*To be done*.
Your task is to repeat the entries underneath exactly, minus the pictures.

[Records from a data source]

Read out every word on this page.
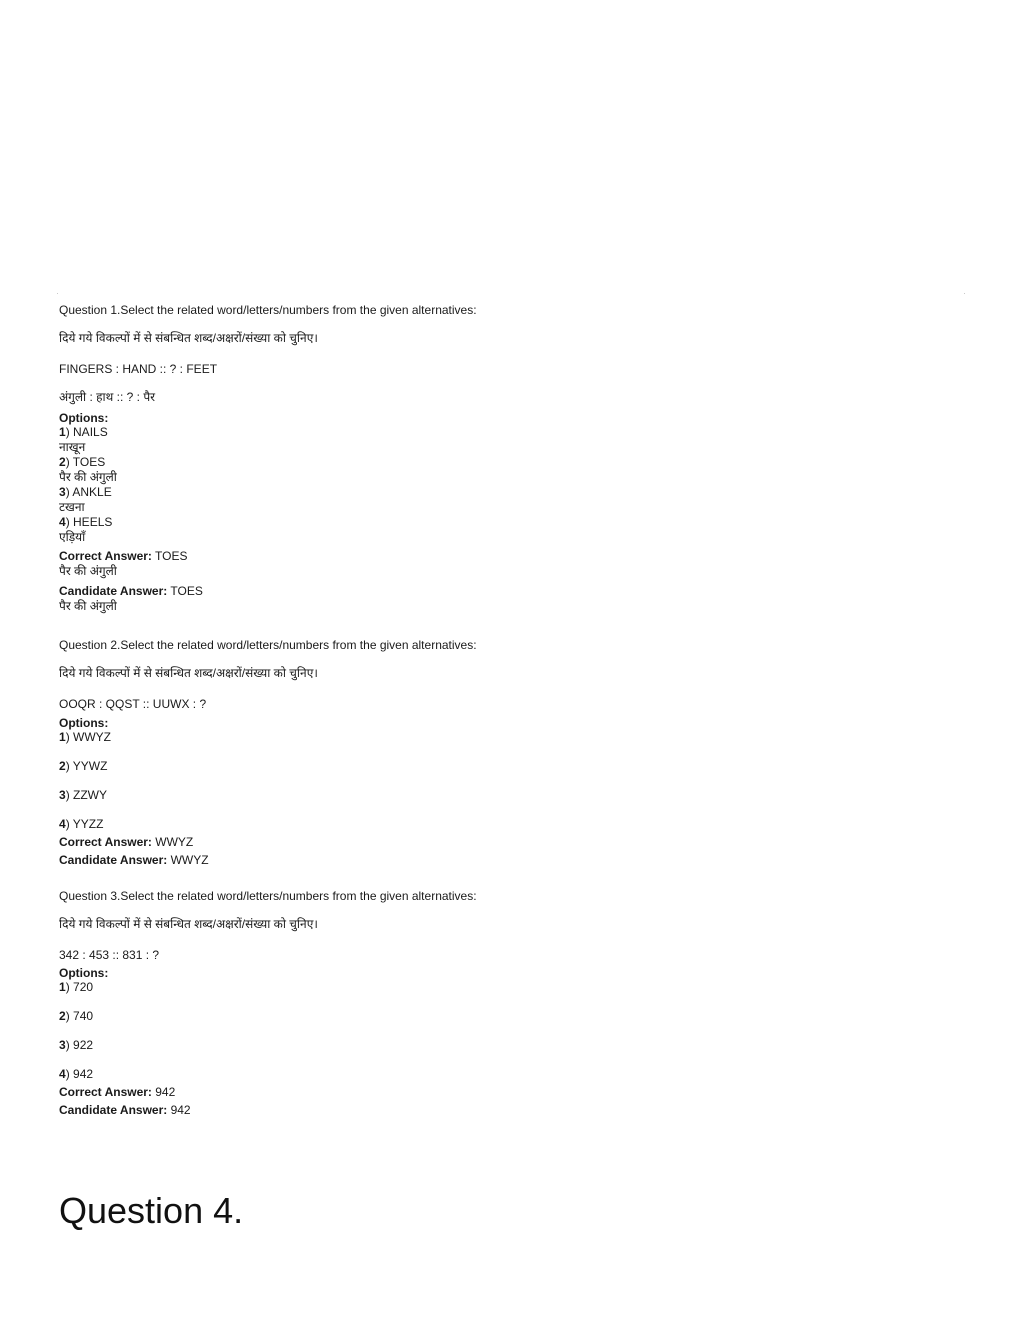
Question 1.Select the related word/letters/numbers from the given alternatives:
दिये गये विकल्पों में से संबन्धित शब्द/अक्षरों/संख्या को चुनिए।
FINGERS : HAND :: ? : FEET
अंगुली : हाथ :: ? : पैर
Options:
1) NAILS
नाखून
2) TOES
पैर की अंगुली
3) ANKLE
टखना
4) HEELS
एड़ियाँ
Correct Answer: TOES
पैर की अंगुली
Candidate Answer: TOES
पैर की अंगुली
Question 2.Select the related word/letters/numbers from the given alternatives:
दिये गये विकल्पों में से संबन्धित शब्द/अक्षरों/संख्या को चुनिए।
OOQR : QQST :: UUWX : ?
Options:
1) WWYZ
2) YYWZ
3) ZZWY
4) YYZZ
Correct Answer: WWYZ
Candidate Answer: WWYZ
Question 3.Select the related word/letters/numbers from the given alternatives:
दिये गये विकल्पों में से संबन्धित शब्द/अक्षरों/संख्या को चुनिए।
342 : 453 :: 831 : ?
Options:
1) 720
2) 740
3) 922
4) 942
Correct Answer: 942
Candidate Answer: 942
Question 4.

*Solution to this exercise*.
Read out every word on this page.
Question 1.Select the related word/letters/numbers from the given alternatives:
दिये गये विकल्पों में से संबन्धित शब्द/अक्षरों/संख्या को चुनिए।
FINGERS : HAND :: ? : FEET
अंगुली : हाथ :: ? : पैर
Options:
1) NAILS
नाखून
2) TOES
पैर की अंगुली
3) ANKLE
टखना
4) HEELS
एड़ियाँ
Correct Answer: TOES
पैर की अंगुली
Candidate Answer: TOES
पैर की अंगुली
Question 2.Select the related word/letters/numbers from the given alternatives:
दिये गये विकल्पों में से संबन्धित शब्द/अक्षरों/संख्या को चुनिए।
OOQR : QQST :: UUWX : ?
Options:
1) WWYZ
2) YYWZ
3) ZZWY
4) YYZZ
Correct Answer: WWYZ
Candidate Answer: WWYZ
Question 3.Select the related word/letters/numbers from the given alternatives:
दिये गये विकल्पों में से संबन्धित शब्द/अक्षरों/संख्या को चुनिए।
342 : 453 :: 831 : ?
Options:
1) 720
2) 740
3) 922
4) 942
Correct Answer: 942
Candidate Answer: 942
Question 4.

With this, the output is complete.